WRITTEN PROBLEM: In the data below, locate each line with the word "informações" and list it.

+++ DATA ENTRIES

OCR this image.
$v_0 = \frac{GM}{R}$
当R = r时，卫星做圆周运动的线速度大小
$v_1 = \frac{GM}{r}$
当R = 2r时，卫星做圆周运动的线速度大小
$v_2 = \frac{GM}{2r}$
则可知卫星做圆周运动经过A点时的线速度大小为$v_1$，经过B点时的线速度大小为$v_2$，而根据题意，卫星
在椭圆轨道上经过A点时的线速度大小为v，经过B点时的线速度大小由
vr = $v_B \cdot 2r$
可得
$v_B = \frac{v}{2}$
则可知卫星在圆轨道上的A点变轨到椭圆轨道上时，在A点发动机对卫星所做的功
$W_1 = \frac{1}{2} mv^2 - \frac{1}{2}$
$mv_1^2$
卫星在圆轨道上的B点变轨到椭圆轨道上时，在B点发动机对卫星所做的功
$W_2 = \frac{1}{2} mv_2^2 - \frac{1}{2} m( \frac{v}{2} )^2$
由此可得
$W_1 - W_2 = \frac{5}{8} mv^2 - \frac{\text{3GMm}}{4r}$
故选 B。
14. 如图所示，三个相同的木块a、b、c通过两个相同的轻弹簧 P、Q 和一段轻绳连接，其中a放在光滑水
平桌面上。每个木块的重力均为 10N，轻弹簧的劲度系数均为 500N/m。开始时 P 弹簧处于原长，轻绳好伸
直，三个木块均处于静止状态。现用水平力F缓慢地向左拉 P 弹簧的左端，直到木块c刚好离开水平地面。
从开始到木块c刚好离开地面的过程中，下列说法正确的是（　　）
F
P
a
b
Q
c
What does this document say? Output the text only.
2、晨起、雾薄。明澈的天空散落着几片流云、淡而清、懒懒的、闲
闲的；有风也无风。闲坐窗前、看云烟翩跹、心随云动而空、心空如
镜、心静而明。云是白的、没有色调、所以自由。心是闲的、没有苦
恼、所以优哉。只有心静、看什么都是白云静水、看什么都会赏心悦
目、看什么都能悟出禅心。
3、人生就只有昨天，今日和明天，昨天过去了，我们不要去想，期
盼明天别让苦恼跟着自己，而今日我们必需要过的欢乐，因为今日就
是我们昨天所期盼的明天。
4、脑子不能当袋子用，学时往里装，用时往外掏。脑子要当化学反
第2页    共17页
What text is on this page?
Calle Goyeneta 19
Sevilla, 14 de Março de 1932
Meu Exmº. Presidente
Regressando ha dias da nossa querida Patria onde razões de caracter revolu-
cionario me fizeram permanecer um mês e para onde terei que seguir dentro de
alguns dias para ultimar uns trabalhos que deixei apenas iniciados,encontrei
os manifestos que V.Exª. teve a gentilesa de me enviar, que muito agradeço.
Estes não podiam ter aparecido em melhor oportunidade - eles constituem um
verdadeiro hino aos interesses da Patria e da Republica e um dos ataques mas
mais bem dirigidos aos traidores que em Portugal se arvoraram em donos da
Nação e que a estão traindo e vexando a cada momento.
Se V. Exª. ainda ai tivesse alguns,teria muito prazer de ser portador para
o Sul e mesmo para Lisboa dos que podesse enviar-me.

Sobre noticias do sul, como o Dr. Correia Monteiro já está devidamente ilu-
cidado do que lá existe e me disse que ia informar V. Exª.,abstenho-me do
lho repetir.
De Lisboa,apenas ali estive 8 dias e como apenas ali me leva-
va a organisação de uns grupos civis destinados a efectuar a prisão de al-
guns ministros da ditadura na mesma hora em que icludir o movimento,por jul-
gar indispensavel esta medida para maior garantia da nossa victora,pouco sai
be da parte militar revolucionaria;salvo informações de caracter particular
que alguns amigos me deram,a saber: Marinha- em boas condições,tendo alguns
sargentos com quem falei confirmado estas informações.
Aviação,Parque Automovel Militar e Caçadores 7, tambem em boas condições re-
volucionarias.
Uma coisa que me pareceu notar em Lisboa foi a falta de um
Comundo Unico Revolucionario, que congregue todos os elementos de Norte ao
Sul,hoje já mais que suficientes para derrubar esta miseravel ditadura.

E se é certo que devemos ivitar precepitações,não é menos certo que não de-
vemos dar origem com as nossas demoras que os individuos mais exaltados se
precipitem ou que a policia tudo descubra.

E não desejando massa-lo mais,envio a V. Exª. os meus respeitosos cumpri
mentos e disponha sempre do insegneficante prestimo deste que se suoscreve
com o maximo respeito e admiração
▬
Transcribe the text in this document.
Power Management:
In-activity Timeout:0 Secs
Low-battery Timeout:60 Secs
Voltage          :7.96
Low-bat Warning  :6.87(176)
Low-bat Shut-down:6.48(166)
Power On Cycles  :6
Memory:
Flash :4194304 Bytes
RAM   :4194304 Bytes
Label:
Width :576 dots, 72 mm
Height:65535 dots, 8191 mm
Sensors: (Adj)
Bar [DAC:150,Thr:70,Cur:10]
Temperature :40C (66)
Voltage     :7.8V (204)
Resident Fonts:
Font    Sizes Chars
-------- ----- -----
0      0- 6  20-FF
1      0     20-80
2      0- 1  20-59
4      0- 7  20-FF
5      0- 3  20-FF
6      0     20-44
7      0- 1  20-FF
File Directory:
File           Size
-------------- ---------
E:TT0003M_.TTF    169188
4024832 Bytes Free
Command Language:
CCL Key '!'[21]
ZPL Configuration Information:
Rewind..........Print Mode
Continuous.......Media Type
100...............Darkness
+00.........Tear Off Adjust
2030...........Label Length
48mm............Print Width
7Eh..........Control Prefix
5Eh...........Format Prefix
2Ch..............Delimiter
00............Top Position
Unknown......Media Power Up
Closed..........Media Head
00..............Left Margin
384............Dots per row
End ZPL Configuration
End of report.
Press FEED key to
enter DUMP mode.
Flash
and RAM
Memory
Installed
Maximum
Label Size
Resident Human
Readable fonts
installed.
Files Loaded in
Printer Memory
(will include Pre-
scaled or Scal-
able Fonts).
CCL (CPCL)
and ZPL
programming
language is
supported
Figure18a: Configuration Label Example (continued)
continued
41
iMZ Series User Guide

++++++

SOLUTION FOR THIS EXERCISE:
be da parte militar revolucionaria;salvo informações de caracter particular
sargentos com quem falei confirmado estas informações.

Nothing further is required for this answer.